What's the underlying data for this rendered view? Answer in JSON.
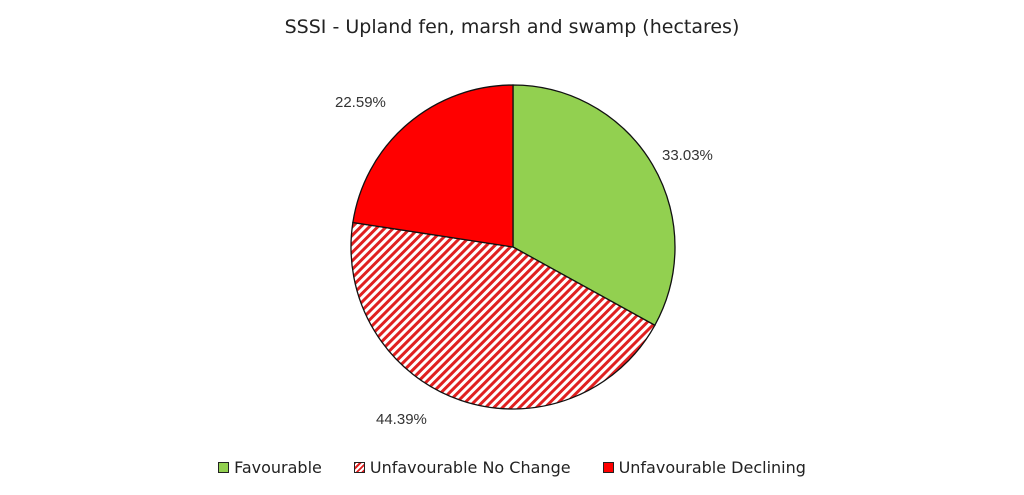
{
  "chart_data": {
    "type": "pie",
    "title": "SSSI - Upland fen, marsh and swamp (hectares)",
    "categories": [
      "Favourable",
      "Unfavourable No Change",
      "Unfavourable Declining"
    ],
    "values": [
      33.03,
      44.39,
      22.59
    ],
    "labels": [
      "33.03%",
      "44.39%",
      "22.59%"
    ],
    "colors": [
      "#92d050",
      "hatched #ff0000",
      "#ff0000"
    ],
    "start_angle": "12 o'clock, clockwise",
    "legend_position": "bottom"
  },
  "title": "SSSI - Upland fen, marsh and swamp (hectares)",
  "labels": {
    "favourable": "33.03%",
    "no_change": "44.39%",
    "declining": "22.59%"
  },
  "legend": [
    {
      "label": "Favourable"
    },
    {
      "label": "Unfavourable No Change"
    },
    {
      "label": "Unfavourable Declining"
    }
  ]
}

::::

**Task to carry out**
Exclude the pictures, and transcribe all of the material exactly.

**Response to the task**
What's the underlying data for this rendered view? Answer in JSON.
{
  "chart_data": {
    "type": "pie",
    "title": "SSSI - Upland fen, marsh and swamp (hectares)",
    "categories": [
      "Favourable",
      "Unfavourable No Change",
      "Unfavourable Declining"
    ],
    "values": [
      33.03,
      44.39,
      22.59
    ],
    "labels": [
      "33.03%",
      "44.39%",
      "22.59%"
    ],
    "colors": [
      "#92d050",
      "hatched #ff0000",
      "#ff0000"
    ],
    "start_angle": "12 o'clock, clockwise",
    "legend_position": "bottom"
  },
  "title": "SSSI - Upland fen, marsh and swamp (hectares)",
  "labels": {
    "favourable": "33.03%",
    "no_change": "44.39%",
    "declining": "22.59%"
  },
  "legend": [
    {
      "label": "Favourable"
    },
    {
      "label": "Unfavourable No Change"
    },
    {
      "label": "Unfavourable Declining"
    }
  ]
}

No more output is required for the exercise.